## EXERCISE PROMPT
Using the records below, count the lines with "arrow" in them. Give the number only.
+++ DATA PROVIDED
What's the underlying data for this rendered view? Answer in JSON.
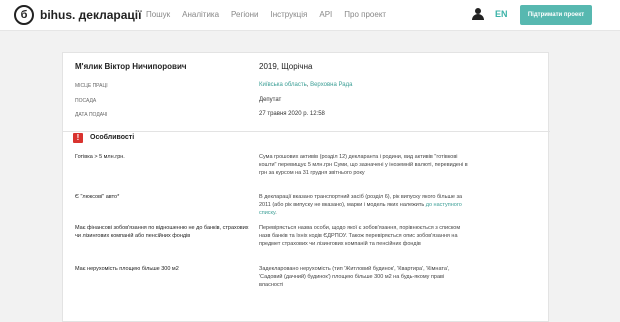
{
  "header": {
    "logo_letter": "б",
    "brand": "bihus. декларації",
    "nav": [
      "Пошук",
      "Аналітика",
      "Регіони",
      "Інструкція",
      "API",
      "Про проект"
    ],
    "lang": "EN",
    "support_button": "Підтримати проект"
  },
  "declaration": {
    "name": "М'ялик Віктор Ничипорович",
    "year_type": "2019, Щорічна",
    "fields": {
      "workplace_label": "МІСЦЕ ПРАЦІ",
      "workplace_region": "Київська область",
      "workplace_sep": ", ",
      "workplace_org": "Верховна Рада",
      "position_label": "ПОСАДА",
      "position_value": "Депутат",
      "date_label": "ДАТА ПОДАЧІ",
      "date_value": "27 травня 2020 р. 12:58"
    }
  },
  "features": {
    "icon": "!",
    "title": "Особливості",
    "rows": [
      {
        "label": "Готівка > 5 млн.грн.",
        "description": "Сума грошових активів (розділ 12) декларанта і родини, вид активів \"готівкові кошти\" перевищує 5 млн.грн Суми, що зазначені у іноземній валюті, перевидені в грн за курсом на 31 грудня звітнього року"
      },
      {
        "label": "Є \"люксові\" авто*",
        "description": "В декларації вказано транспортний засіб (розділ 6), рік випуску якого більше за 2011 (або рік випуску не вказано), марки і модель яких належить ",
        "link": "до наступного списку",
        "description_end": "."
      },
      {
        "label": "Має фінансові зобов'язання по відношенню не до банків, страхових чи лізингових компаній або пенсійних фондів",
        "description": "Перевіряється назва особи, щодо якої є зобов'язання, порівнюється з списком назв банків та їхніх кодів ЄДРПОУ. Також перевіряється опис зобов'язання на предмет страхових чи лізингових компаній та пенсійних фондів"
      },
      {
        "label": "Має нерухомість площею більше 300 м2",
        "description": "Задекларовано нерухомість (тип 'Житловий будинок', 'Квартира', 'Кімната', 'Садовий (дачний) будинок') площею більше 300 м2 на будь-якому праві власності"
      }
    ]
  }
}
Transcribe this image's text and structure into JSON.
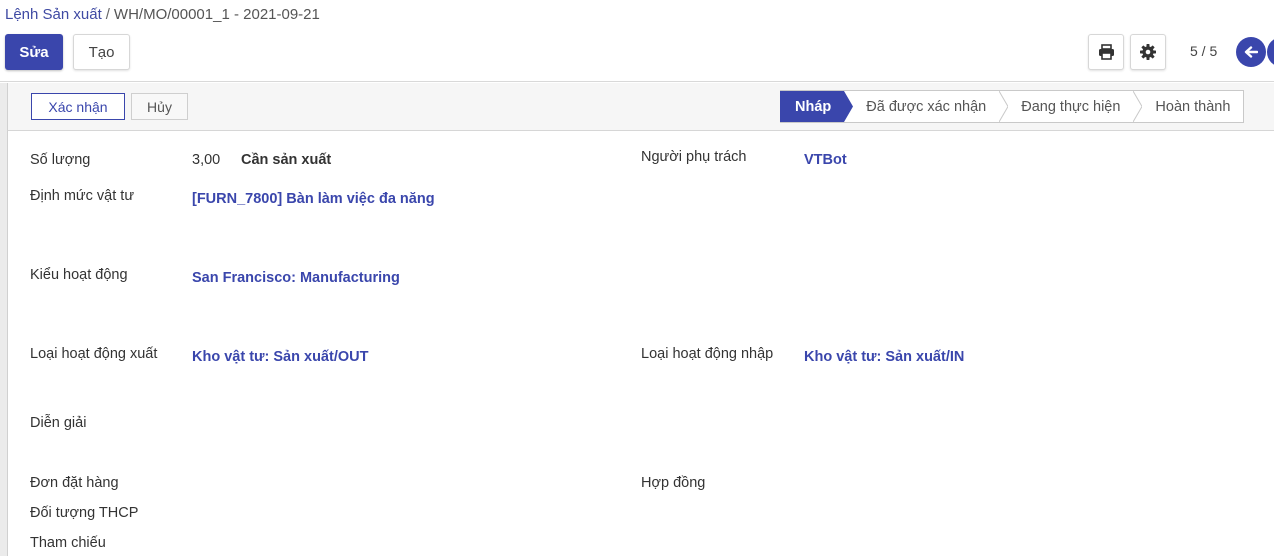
{
  "breadcrumb": {
    "parent": "Lệnh Sản xuất",
    "separator": "/",
    "current": "WH/MO/00001_1 - 2021-09-21"
  },
  "toolbar": {
    "edit_label": "Sửa",
    "create_label": "Tạo",
    "print_icon": "printer-icon",
    "settings_icon": "gear-icon"
  },
  "pager": {
    "value": "5 / 5",
    "prev_icon": "arrow-left-icon",
    "next_icon": "arrow-right-icon"
  },
  "statusbar": {
    "confirm_label": "Xác nhận",
    "cancel_label": "Hủy",
    "stages": [
      {
        "label": "Nháp",
        "active": true
      },
      {
        "label": "Đã được xác nhận",
        "active": false
      },
      {
        "label": "Đang thực hiện",
        "active": false
      },
      {
        "label": "Hoàn thành",
        "active": false
      }
    ]
  },
  "form": {
    "quantity": {
      "label": "Số lượng",
      "value": "3,00",
      "unit": "Cần sản xuất"
    },
    "responsible": {
      "label": "Người phụ trách",
      "value": "VTBot"
    },
    "bom": {
      "label": "Định mức vật tư",
      "value": "[FURN_7800] Bàn làm việc đa năng"
    },
    "operation_type": {
      "label": "Kiểu hoạt động",
      "value": "San Francisco: Manufacturing"
    },
    "out_operation": {
      "label": "Loại hoạt động xuất",
      "value": "Kho vật tư: Sản xuất/OUT"
    },
    "in_operation": {
      "label": "Loại hoạt động nhập",
      "value": "Kho vật tư: Sản xuất/IN"
    },
    "description": {
      "label": "Diễn giải"
    },
    "sale_order": {
      "label": "Đơn đặt hàng"
    },
    "contract": {
      "label": "Hợp đồng"
    },
    "cost_object": {
      "label": "Đối tượng THCP"
    },
    "reference": {
      "label": "Tham chiếu"
    }
  },
  "colors": {
    "primary": "#3a46ac",
    "link": "#3a46ac",
    "statusbar_bg": "#f6f6f6"
  }
}
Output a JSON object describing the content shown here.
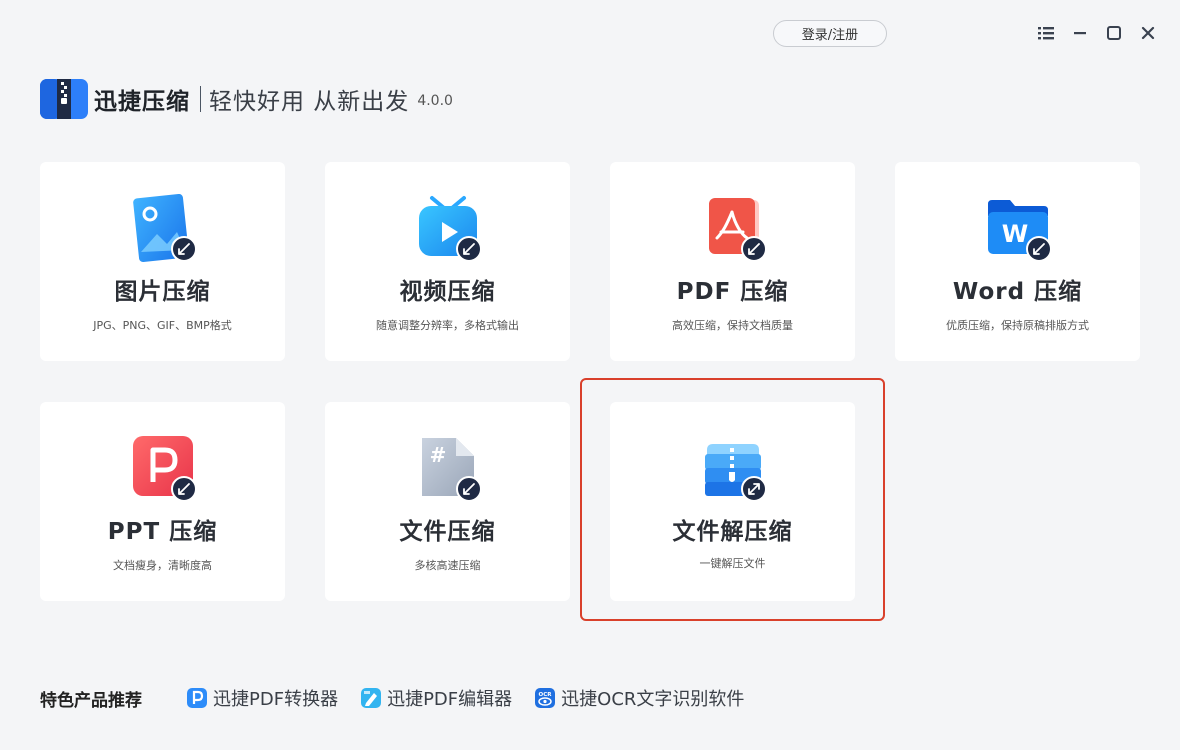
{
  "header": {
    "login_label": "登录/注册"
  },
  "brand": {
    "name": "迅捷压缩",
    "slogan": "轻快好用 从新出发",
    "version": "4.0.0"
  },
  "cards": [
    {
      "title": "图片压缩",
      "desc": "JPG、PNG、GIF、BMP格式",
      "icon": "image-compress-icon"
    },
    {
      "title": "视频压缩",
      "desc": "随意调整分辨率，多格式输出",
      "icon": "video-compress-icon"
    },
    {
      "title": "PDF 压缩",
      "desc": "高效压缩，保持文档质量",
      "icon": "pdf-compress-icon"
    },
    {
      "title": "Word 压缩",
      "desc": "优质压缩，保持原稿排版方式",
      "icon": "word-compress-icon"
    },
    {
      "title": "PPT 压缩",
      "desc": "文档瘦身，清晰度高",
      "icon": "ppt-compress-icon"
    },
    {
      "title": "文件压缩",
      "desc": "多核高速压缩",
      "icon": "file-compress-icon"
    },
    {
      "title": "文件解压缩",
      "desc": "一键解压文件",
      "icon": "file-decompress-icon"
    }
  ],
  "footer": {
    "label": "特色产品推荐",
    "links": [
      {
        "text": "迅捷PDF转换器",
        "icon": "pdf-converter-icon"
      },
      {
        "text": "迅捷PDF编辑器",
        "icon": "pdf-editor-icon"
      },
      {
        "text": "迅捷OCR文字识别软件",
        "icon": "ocr-icon"
      }
    ]
  },
  "colors": {
    "accent_red": "#d9402b",
    "brand_blue": "#2d7ff9",
    "background": "#f4f5f7"
  }
}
++++++
## FINAL RESULT
2